# REQUIREMENTS:
From the listing below, pull out all lines with "Αμμοχώστου" in them.

= = = = = = =

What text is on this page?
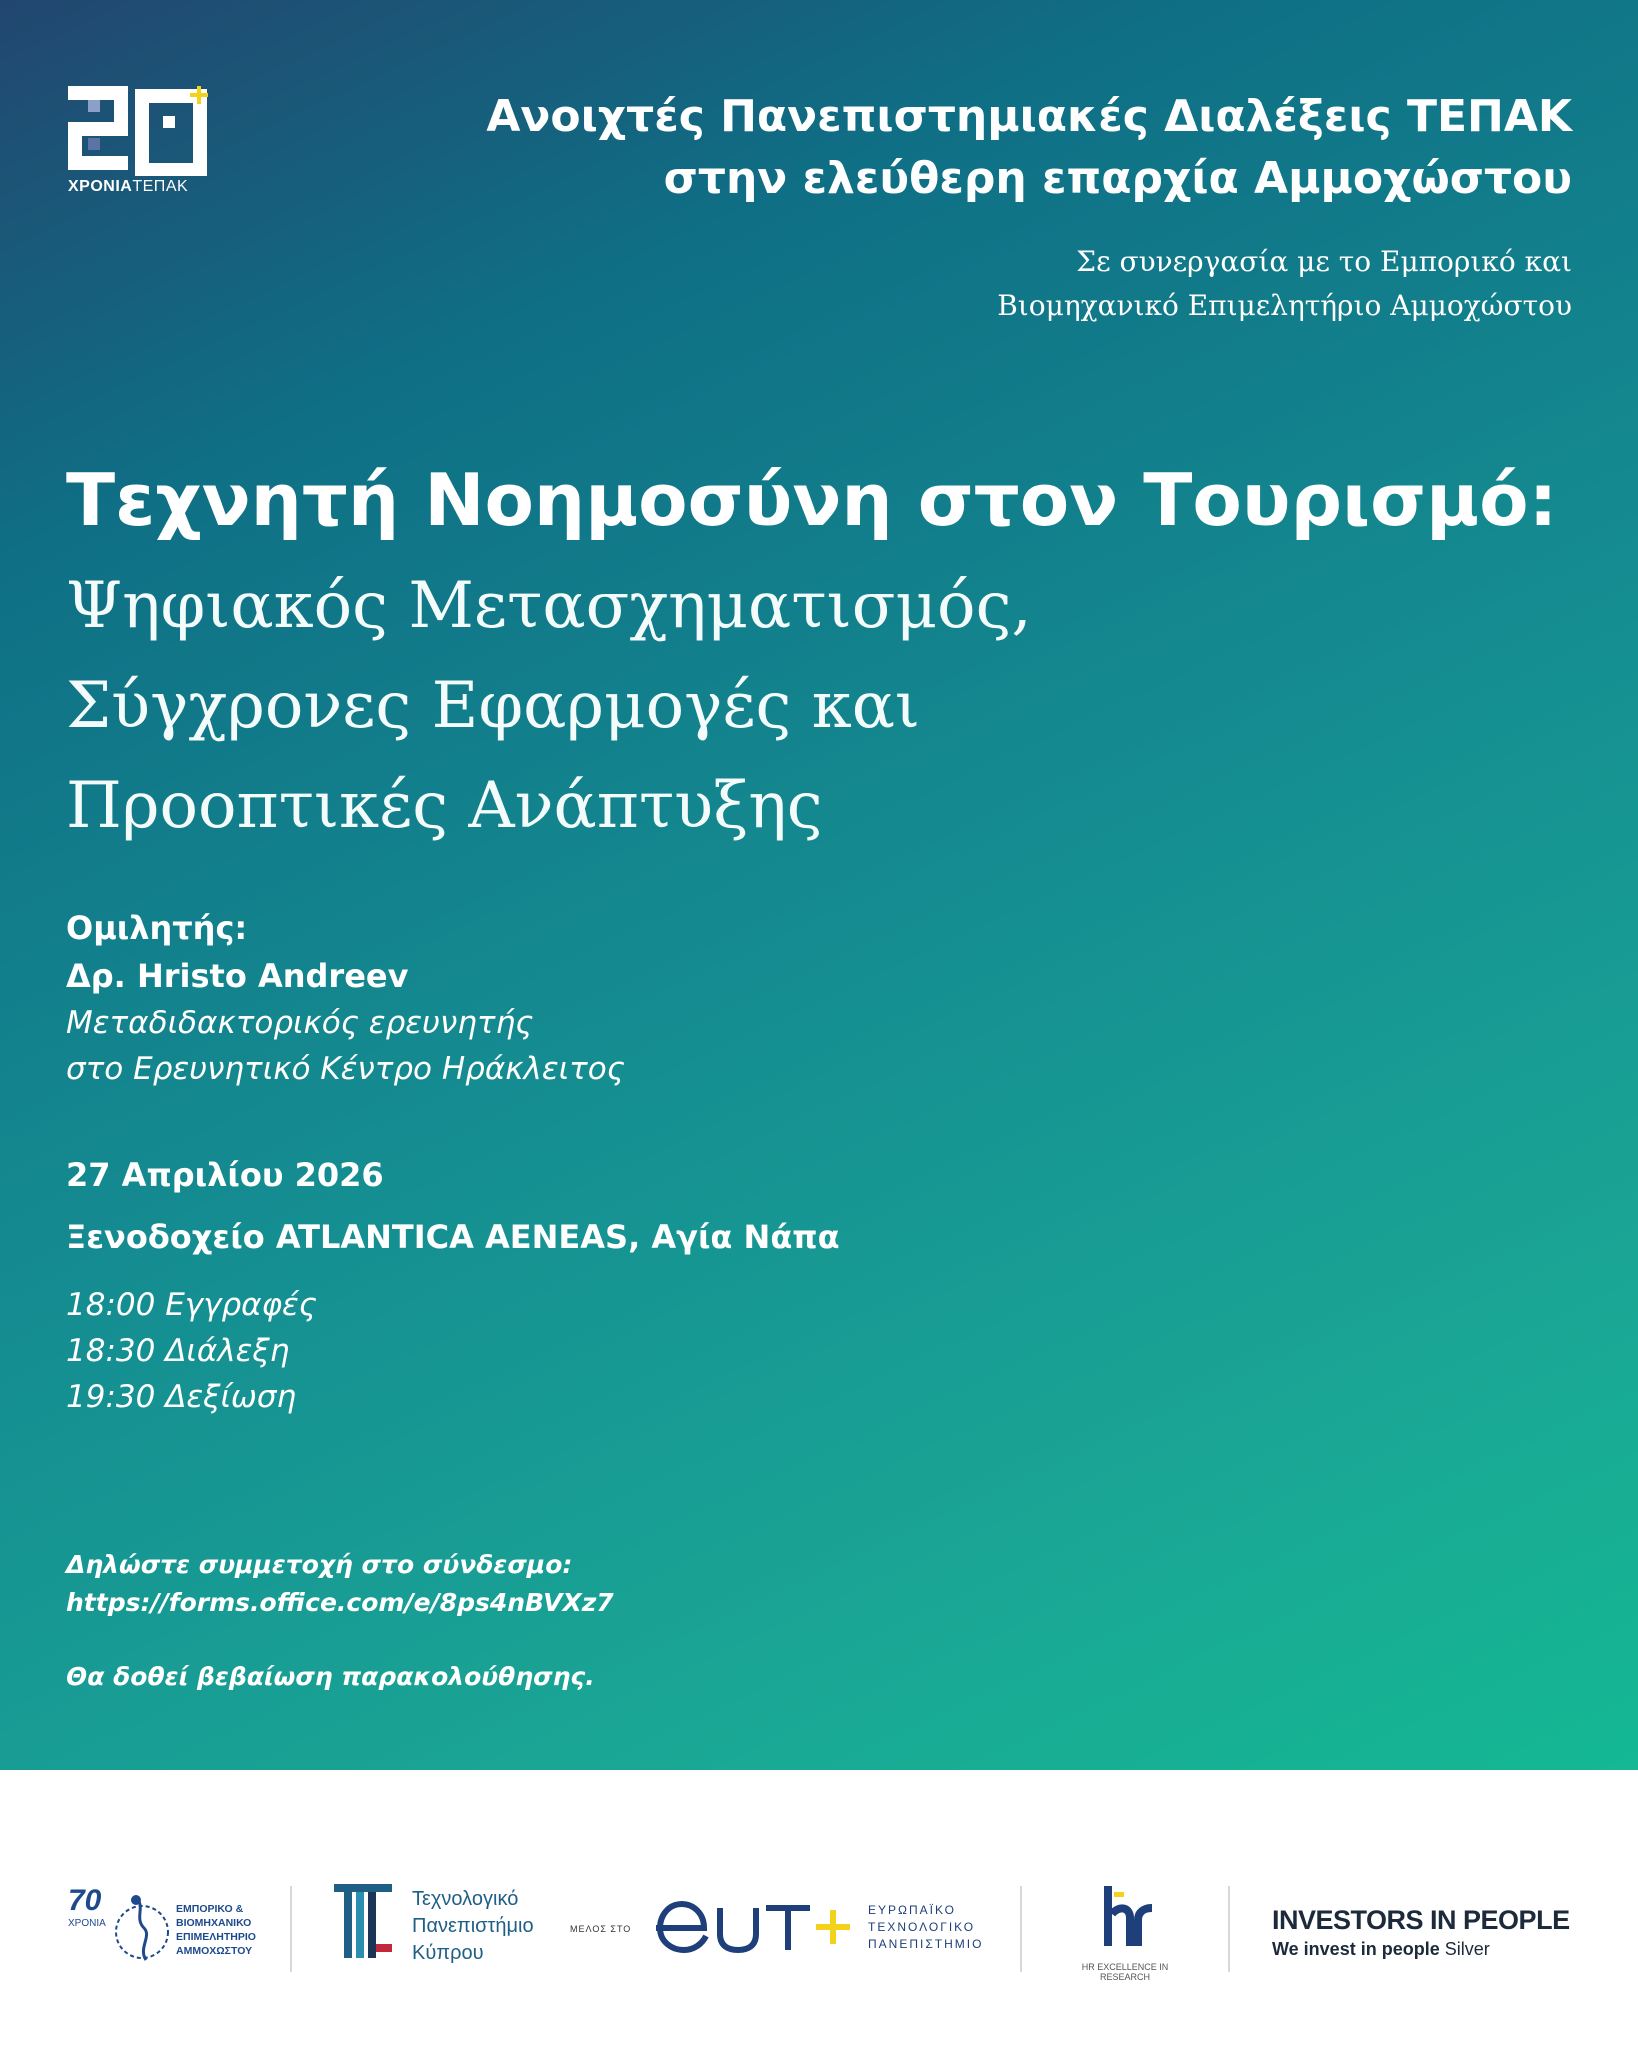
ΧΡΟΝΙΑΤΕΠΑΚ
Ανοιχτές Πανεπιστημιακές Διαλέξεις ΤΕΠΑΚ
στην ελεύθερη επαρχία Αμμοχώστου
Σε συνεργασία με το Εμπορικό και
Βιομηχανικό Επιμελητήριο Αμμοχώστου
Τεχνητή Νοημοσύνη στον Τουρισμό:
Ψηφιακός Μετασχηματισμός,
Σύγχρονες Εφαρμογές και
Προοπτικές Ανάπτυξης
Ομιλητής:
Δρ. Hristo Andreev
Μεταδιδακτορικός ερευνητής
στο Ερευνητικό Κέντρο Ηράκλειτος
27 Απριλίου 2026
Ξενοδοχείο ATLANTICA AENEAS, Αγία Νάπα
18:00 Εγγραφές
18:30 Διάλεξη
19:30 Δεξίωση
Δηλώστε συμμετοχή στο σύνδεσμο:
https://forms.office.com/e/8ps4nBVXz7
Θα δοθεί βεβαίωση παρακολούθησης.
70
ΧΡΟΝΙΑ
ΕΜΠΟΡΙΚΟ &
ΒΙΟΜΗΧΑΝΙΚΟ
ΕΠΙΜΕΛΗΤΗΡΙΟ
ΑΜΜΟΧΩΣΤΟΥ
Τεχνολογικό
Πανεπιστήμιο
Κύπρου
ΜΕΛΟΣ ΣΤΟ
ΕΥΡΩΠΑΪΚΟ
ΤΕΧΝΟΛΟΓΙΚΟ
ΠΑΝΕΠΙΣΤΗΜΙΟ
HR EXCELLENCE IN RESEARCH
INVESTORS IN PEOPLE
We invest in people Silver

= = = = = = =

# EXERCISE ANSWER:
στην ελεύθερη επαρχία Αμμοχώστου
Βιομηχανικό Επιμελητήριο Αμμοχώστου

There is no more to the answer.